▶ _THE EXERCISE_
Every record must be written out once more, with nothing added or omitted.

____ DATASET EXCERPTS

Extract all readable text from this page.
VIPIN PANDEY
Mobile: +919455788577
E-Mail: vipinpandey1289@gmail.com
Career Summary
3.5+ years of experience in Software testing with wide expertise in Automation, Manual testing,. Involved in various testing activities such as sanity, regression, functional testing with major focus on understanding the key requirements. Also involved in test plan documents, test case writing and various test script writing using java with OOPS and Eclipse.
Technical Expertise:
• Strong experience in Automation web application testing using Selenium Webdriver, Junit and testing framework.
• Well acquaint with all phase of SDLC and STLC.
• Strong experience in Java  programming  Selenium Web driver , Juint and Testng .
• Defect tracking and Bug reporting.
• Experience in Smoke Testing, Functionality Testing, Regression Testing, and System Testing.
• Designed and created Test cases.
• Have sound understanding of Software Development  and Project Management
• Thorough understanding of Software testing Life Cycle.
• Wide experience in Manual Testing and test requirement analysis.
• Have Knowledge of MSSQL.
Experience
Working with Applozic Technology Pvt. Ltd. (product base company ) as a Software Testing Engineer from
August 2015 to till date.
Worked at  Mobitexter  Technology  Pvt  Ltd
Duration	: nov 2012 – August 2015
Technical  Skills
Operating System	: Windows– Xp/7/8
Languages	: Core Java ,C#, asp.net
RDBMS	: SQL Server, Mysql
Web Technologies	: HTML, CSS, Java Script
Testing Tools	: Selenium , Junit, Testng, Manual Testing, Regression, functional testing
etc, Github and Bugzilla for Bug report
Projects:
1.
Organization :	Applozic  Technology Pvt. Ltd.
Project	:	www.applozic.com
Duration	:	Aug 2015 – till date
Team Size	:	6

________

▶ _ANSWER TO THE EXERCISE_
Extract all readable text from this page.
VIPIN PANDEY
Mobile: +919455788577
E-Mail: vipinpandey1289@gmail.com
Career Summary
3.5+ years of experience in Software testing with wide expertise in Automation, Manual testing,. Involved in various testing activities such as sanity, regression, functional testing with major focus on understanding the key requirements. Also involved in test plan documents, test case writing and various test script writing using java with OOPS and Eclipse.
Technical Expertise:
• Strong experience in Automation web application testing using Selenium Webdriver, Junit and testing framework.
• Well acquaint with all phase of SDLC and STLC.
• Strong experience in Java  programming  Selenium Web driver , Juint and Testng .
• Defect tracking and Bug reporting.
• Experience in Smoke Testing, Functionality Testing, Regression Testing, and System Testing.
• Designed and created Test cases.
• Have sound understanding of Software Development  and Project Management
• Thorough understanding of Software testing Life Cycle.
• Wide experience in Manual Testing and test requirement analysis.
• Have Knowledge of MSSQL.
Experience
Working with Applozic Technology Pvt. Ltd. (product base company ) as a Software Testing Engineer from
August 2015 to till date.
Worked at  Mobitexter  Technology  Pvt  Ltd
Duration	: nov 2012 – August 2015
Technical  Skills
Operating System	: Windows– Xp/7/8
Languages	: Core Java ,C#, asp.net
RDBMS	: SQL Server, Mysql
Web Technologies	: HTML, CSS, Java Script
Testing Tools	: Selenium , Junit, Testng, Manual Testing, Regression, functional testing
etc, Github and Bugzilla for Bug report
Projects:
1.
Organization :	Applozic  Technology Pvt. Ltd.
Project	:	www.applozic.com
Duration	:	Aug 2015 – till date
Team Size	:	6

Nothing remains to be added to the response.